::: Excerpted records :::
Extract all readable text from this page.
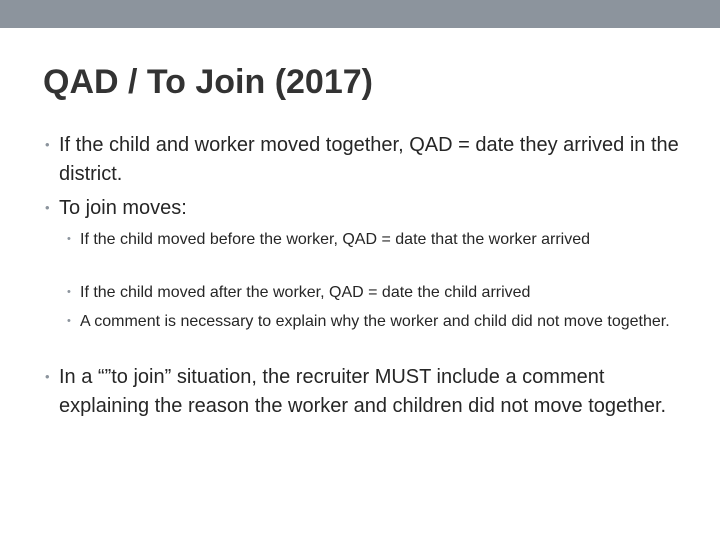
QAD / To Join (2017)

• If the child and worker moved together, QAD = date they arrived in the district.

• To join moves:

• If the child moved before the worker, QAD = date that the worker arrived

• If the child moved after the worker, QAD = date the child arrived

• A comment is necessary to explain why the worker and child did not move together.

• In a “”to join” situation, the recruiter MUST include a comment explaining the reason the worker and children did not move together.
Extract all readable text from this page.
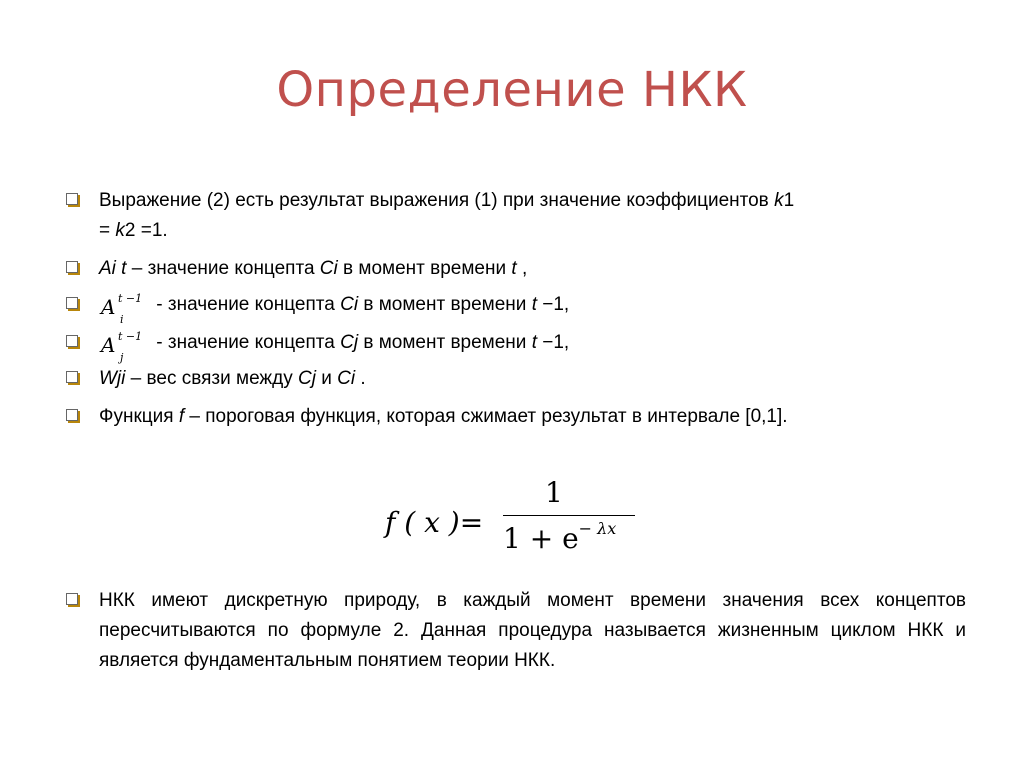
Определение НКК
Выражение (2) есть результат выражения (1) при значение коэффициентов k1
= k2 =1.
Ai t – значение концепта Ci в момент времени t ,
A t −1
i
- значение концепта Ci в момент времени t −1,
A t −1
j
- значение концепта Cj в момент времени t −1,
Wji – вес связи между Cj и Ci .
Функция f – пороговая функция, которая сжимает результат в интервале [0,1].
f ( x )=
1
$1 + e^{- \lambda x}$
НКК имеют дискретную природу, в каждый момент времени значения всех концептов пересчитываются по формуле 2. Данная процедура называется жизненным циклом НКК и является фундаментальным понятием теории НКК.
:::
Problem statement: Transcribe all of the records above character for character. Exclude the pictures.

Exercise output:
Extract all readable text from this page.
QAD / To Join (2017)

• If the child and worker moved together, QAD = date they arrived in the district.

• To join moves:

• If the child moved before the worker, QAD = date that the worker arrived

• If the child moved after the worker, QAD = date the child arrived

• A comment is necessary to explain why the worker and child did not move together.

• In a “”to join” situation, the recruiter MUST include a comment explaining the reason the worker and children did not move together.
Extract all readable text from this page.
Определение НКК
Выражение (2) есть результат выражения (1) при значение коэффициентов k1
= k2 =1.
Ai t – значение концепта Ci в момент времени t ,
A t −1
i
- значение концепта Ci в момент времени t −1,
A t −1
j
- значение концепта Cj в момент времени t −1,
Wji – вес связи между Cj и Ci .
Функция f – пороговая функция, которая сжимает результат в интервале [0,1].
f ( x )=
1
$1 + e^{- \lambda x}$
НКК имеют дискретную природу, в каждый момент времени значения всех концептов пересчитываются по формуле 2. Данная процедура называется жизненным циклом НКК и является фундаментальным понятием теории НКК.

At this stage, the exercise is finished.